Task objective
Copy out all lines with the word "Consumer" in them.

Records from a collection of figures
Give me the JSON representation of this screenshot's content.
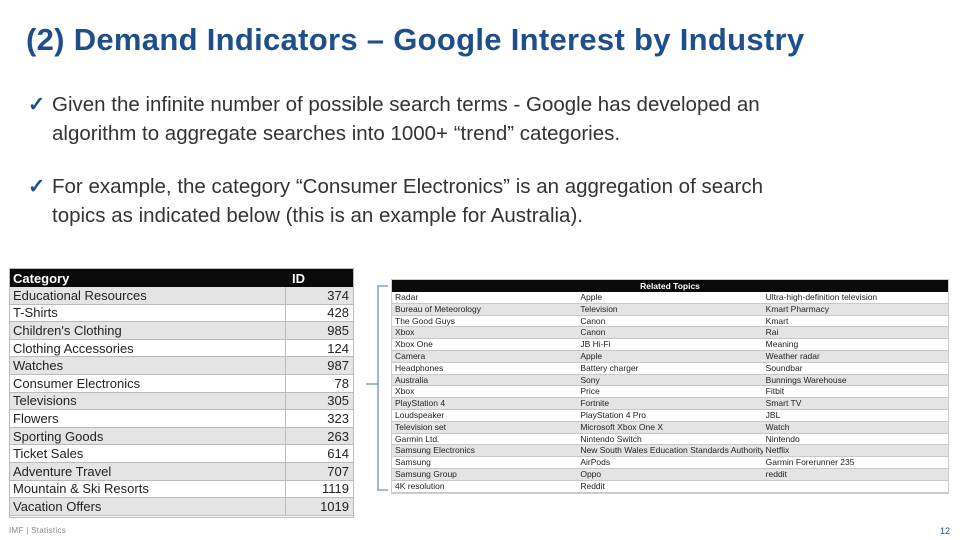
{
  "title": "(2) Demand Indicators – Google Interest by Industry",
  "bullets": [
    {
      "check": "✓",
      "line1": "Given the infinite number of possible search terms - Google has developed an",
      "line2": "algorithm to aggregate searches into 1000+ “trend” categories."
    },
    {
      "check": "✓",
      "line1": "For example, the category “Consumer Electronics” is an aggregation of search",
      "line2": "topics as indicated below (this is an example for Australia)."
    }
  ],
  "category_table": {
    "headers": [
      "Category",
      "ID"
    ],
    "rows": [
      [
        "Educational Resources",
        "374"
      ],
      [
        "T-Shirts",
        "428"
      ],
      [
        "Children's Clothing",
        "985"
      ],
      [
        "Clothing Accessories",
        "124"
      ],
      [
        "Watches",
        "987"
      ],
      [
        "Consumer Electronics",
        "78"
      ],
      [
        "Televisions",
        "305"
      ],
      [
        "Flowers",
        "323"
      ],
      [
        "Sporting Goods",
        "263"
      ],
      [
        "Ticket Sales",
        "614"
      ],
      [
        "Adventure Travel",
        "707"
      ],
      [
        "Mountain & Ski Resorts",
        "1119"
      ],
      [
        "Vacation Offers",
        "1019"
      ]
    ]
  },
  "related_topics": {
    "header": "Related Topics",
    "rows": [
      [
        "Radar",
        "Apple",
        "Ultra-high-definition television"
      ],
      [
        "Bureau of Meteorology",
        "Television",
        "Kmart Pharmacy"
      ],
      [
        "The Good Guys",
        "Canon",
        "Kmart"
      ],
      [
        "Xbox",
        "Canon",
        "Rai"
      ],
      [
        "Xbox One",
        "JB Hi-Fi",
        "Meaning"
      ],
      [
        "Camera",
        "Apple",
        "Weather radar"
      ],
      [
        "Headphones",
        "Battery charger",
        "Soundbar"
      ],
      [
        "Australia",
        "Sony",
        "Bunnings Warehouse"
      ],
      [
        "Xbox",
        "Price",
        "Fitbit"
      ],
      [
        "PlayStation 4",
        "Fortnite",
        "Smart TV"
      ],
      [
        "Loudspeaker",
        "PlayStation 4 Pro",
        "JBL"
      ],
      [
        "Television set",
        "Microsoft Xbox One X",
        "Watch"
      ],
      [
        "Garmin Ltd.",
        "Nintendo Switch",
        "Nintendo"
      ],
      [
        "Samsung Electronics",
        "New South Wales Education Standards Authority",
        "Netflix"
      ],
      [
        "Samsung",
        "AirPods",
        "Garmin Forerunner 235"
      ],
      [
        "Samsung Group",
        "Oppo",
        "reddit"
      ],
      [
        "4K resolution",
        "Reddit",
        ""
      ]
    ]
  },
  "footer": {
    "left": "IMF | Statistics",
    "page": "12"
  },
  "colors": {
    "title": "#1f4e8c",
    "header_bg": "#0a0a0a",
    "alt_row": "#e4e4e4"
  }
}
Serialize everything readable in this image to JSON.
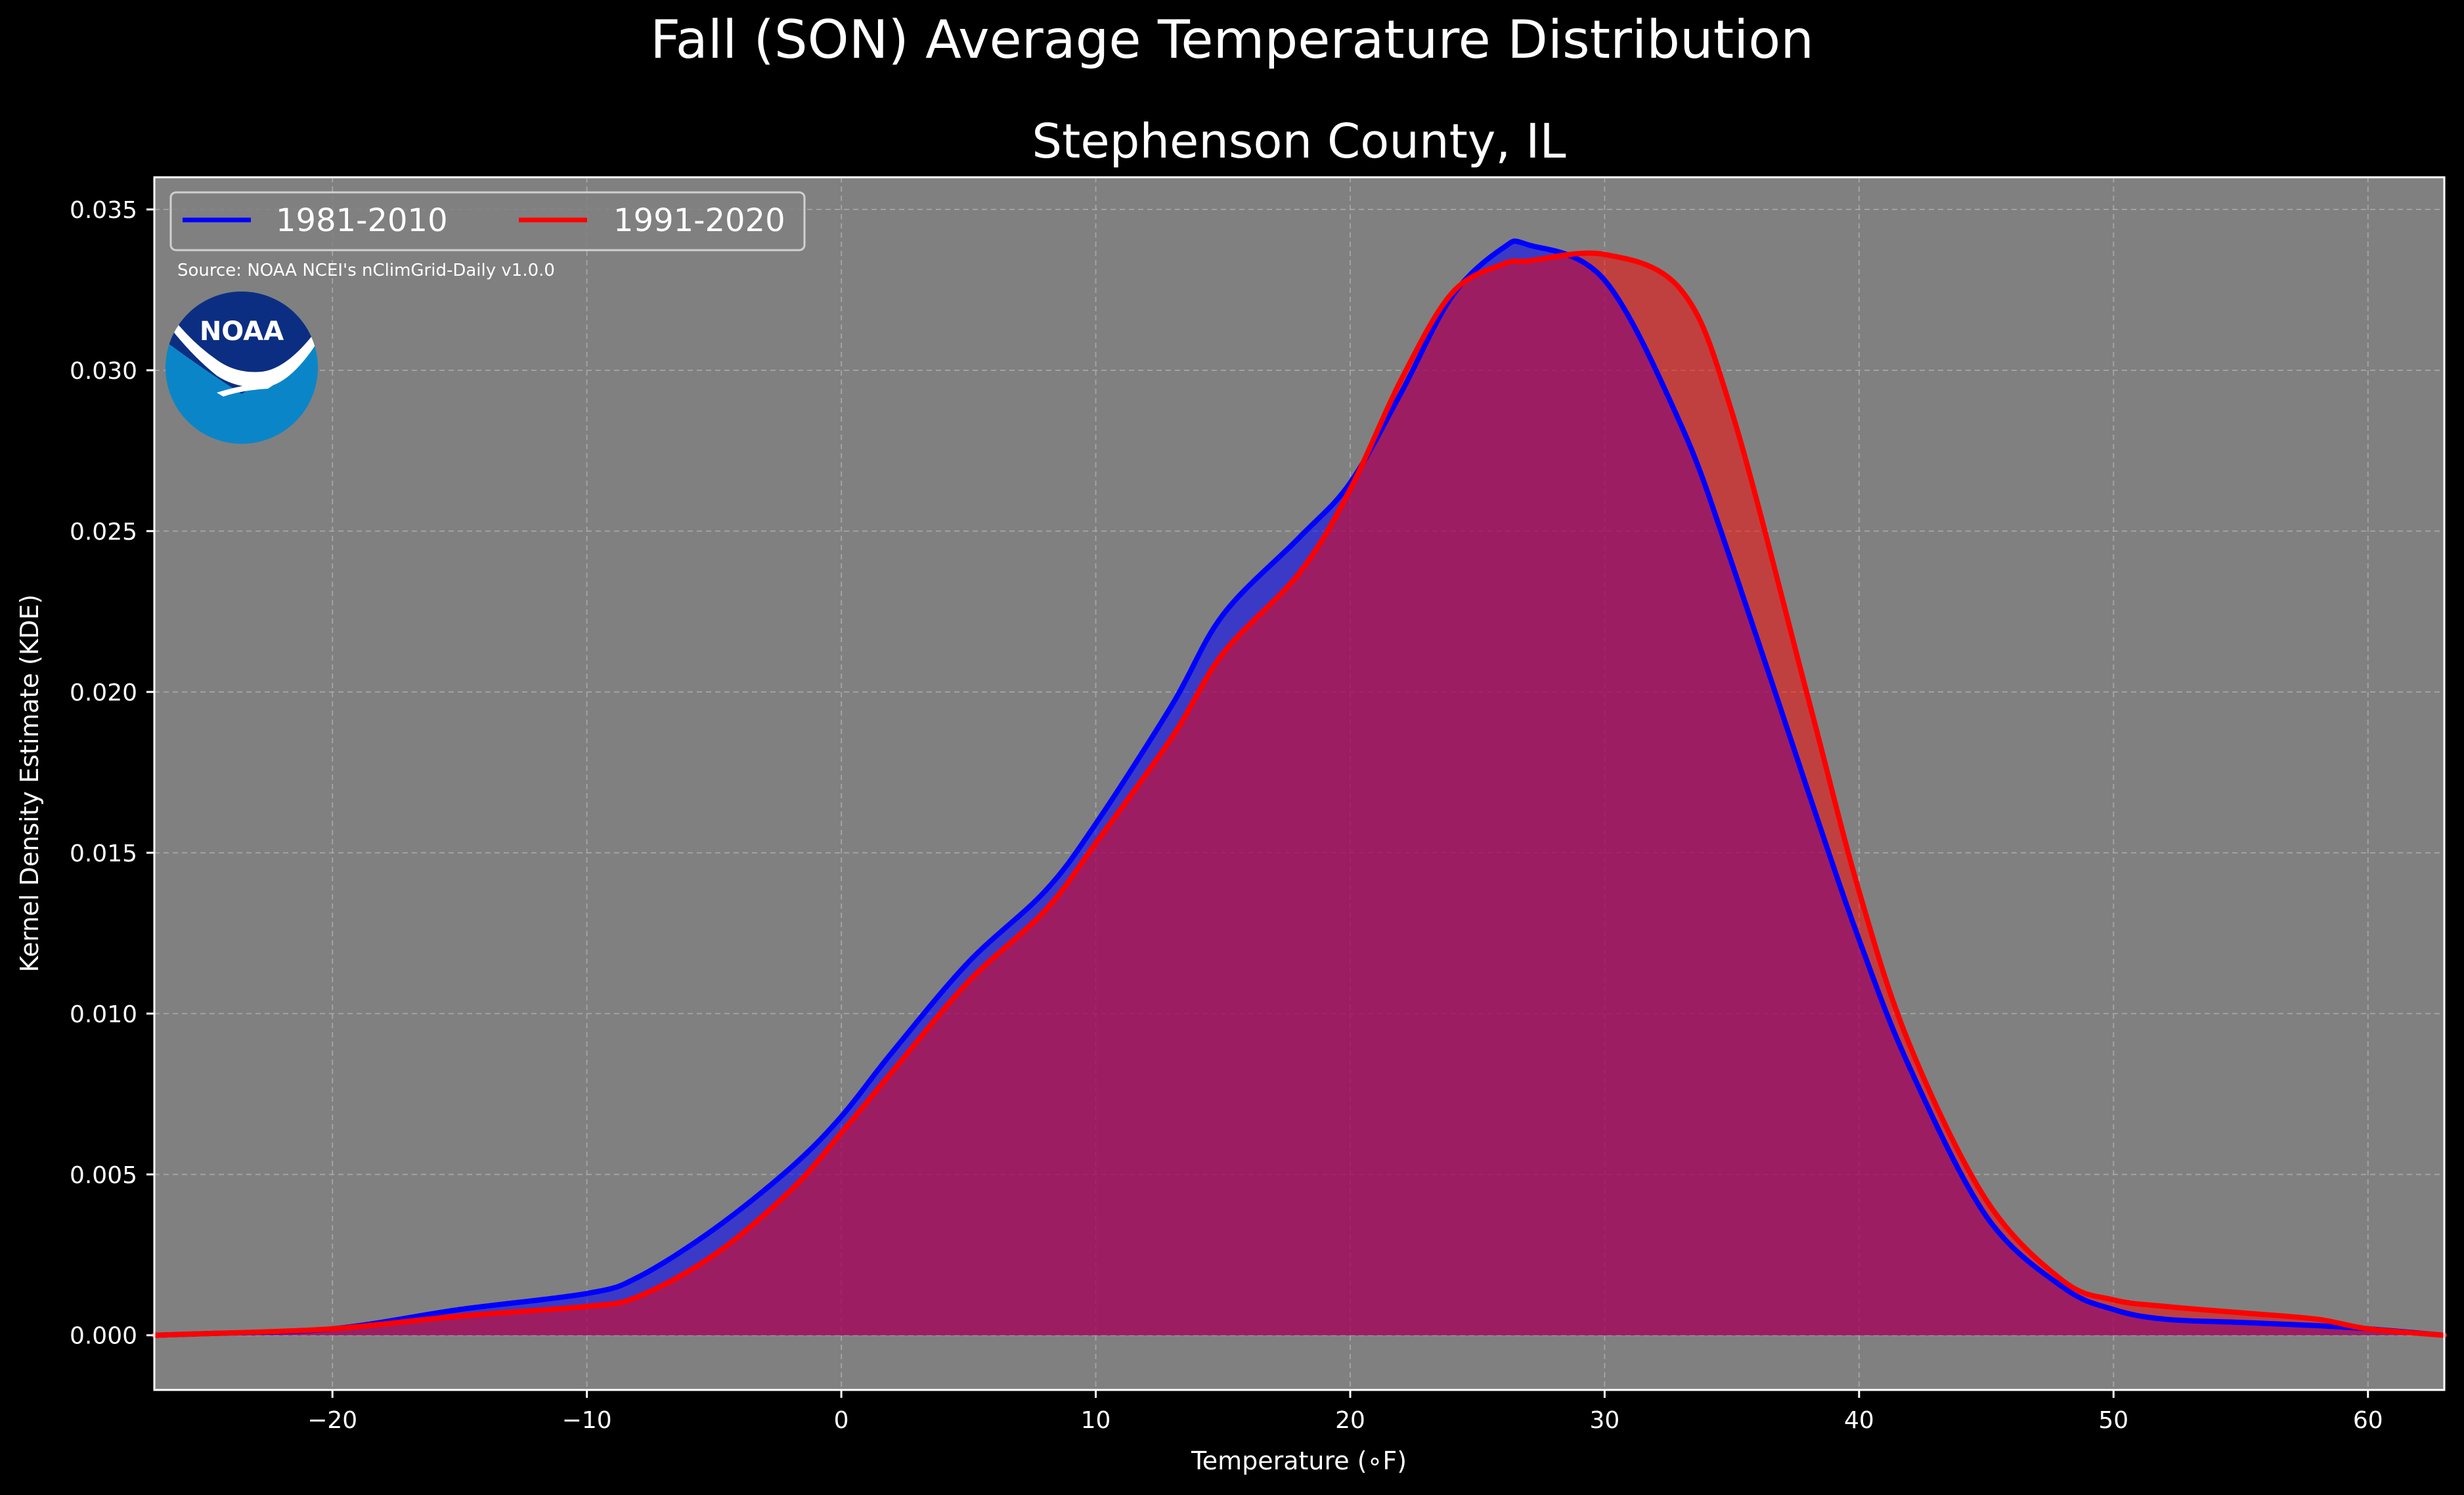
{
  "chart_data": {
    "type": "area",
    "title": "Fall (SON) Average Temperature Distribution",
    "subtitle": "Stephenson County, IL",
    "xlabel": "Temperature (∘F)",
    "ylabel": "Kernel Density Estimate (KDE)",
    "xlim": [
      -27,
      63
    ],
    "ylim": [
      -0.0017,
      0.036
    ],
    "x_ticks": [
      -20,
      -10,
      0,
      10,
      20,
      30,
      40,
      50,
      60
    ],
    "x_tick_labels": [
      "−20",
      "−10",
      "0",
      "10",
      "20",
      "30",
      "40",
      "50",
      "60"
    ],
    "y_ticks": [
      0.0,
      0.005,
      0.01,
      0.015,
      0.02,
      0.025,
      0.03,
      0.035
    ],
    "y_tick_labels": [
      "0.000",
      "0.005",
      "0.010",
      "0.015",
      "0.020",
      "0.025",
      "0.030",
      "0.035"
    ],
    "grid": true,
    "legend_position": "top-left",
    "background_color": "#808080",
    "x": [
      -27,
      -25,
      -20,
      -15,
      -10,
      -8,
      -5,
      -2,
      0,
      2,
      5,
      8,
      10,
      13,
      15,
      18,
      20,
      22,
      24,
      26,
      27,
      30,
      33,
      35,
      38,
      40,
      42,
      45,
      48,
      50,
      52,
      55,
      58,
      60,
      63
    ],
    "series": [
      {
        "name": "1981-2010",
        "color": "#0000ff",
        "values": [
          0.0,
          5e-05,
          0.0002,
          0.0008,
          0.0013,
          0.0018,
          0.0033,
          0.0052,
          0.0068,
          0.0088,
          0.0116,
          0.0138,
          0.0159,
          0.0196,
          0.0224,
          0.0248,
          0.0265,
          0.0293,
          0.0323,
          0.0338,
          0.0339,
          0.0328,
          0.0283,
          0.024,
          0.0169,
          0.0123,
          0.0083,
          0.0037,
          0.0015,
          0.0008,
          0.0005,
          0.0004,
          0.0003,
          0.0002,
          0.0
        ]
      },
      {
        "name": "1991-2020",
        "color": "#ff0000",
        "values": [
          0.0,
          5e-05,
          0.0002,
          0.0006,
          0.0009,
          0.0012,
          0.0025,
          0.0045,
          0.0063,
          0.0082,
          0.011,
          0.0132,
          0.0153,
          0.0186,
          0.0212,
          0.0237,
          0.0263,
          0.0297,
          0.0324,
          0.0333,
          0.0334,
          0.0336,
          0.0325,
          0.0287,
          0.0198,
          0.0138,
          0.009,
          0.0042,
          0.0017,
          0.0011,
          0.0009,
          0.0007,
          0.0005,
          0.0002,
          0.0
        ]
      }
    ],
    "annotations": {
      "source": "Source: NOAA NCEI's nClimGrid-Daily v1.0.0",
      "logo_text": "NOAA"
    }
  }
}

Exercise output
      "line1": "For example, the category “Consumer Electronics” is an aggregation of search",
        "Consumer Electronics",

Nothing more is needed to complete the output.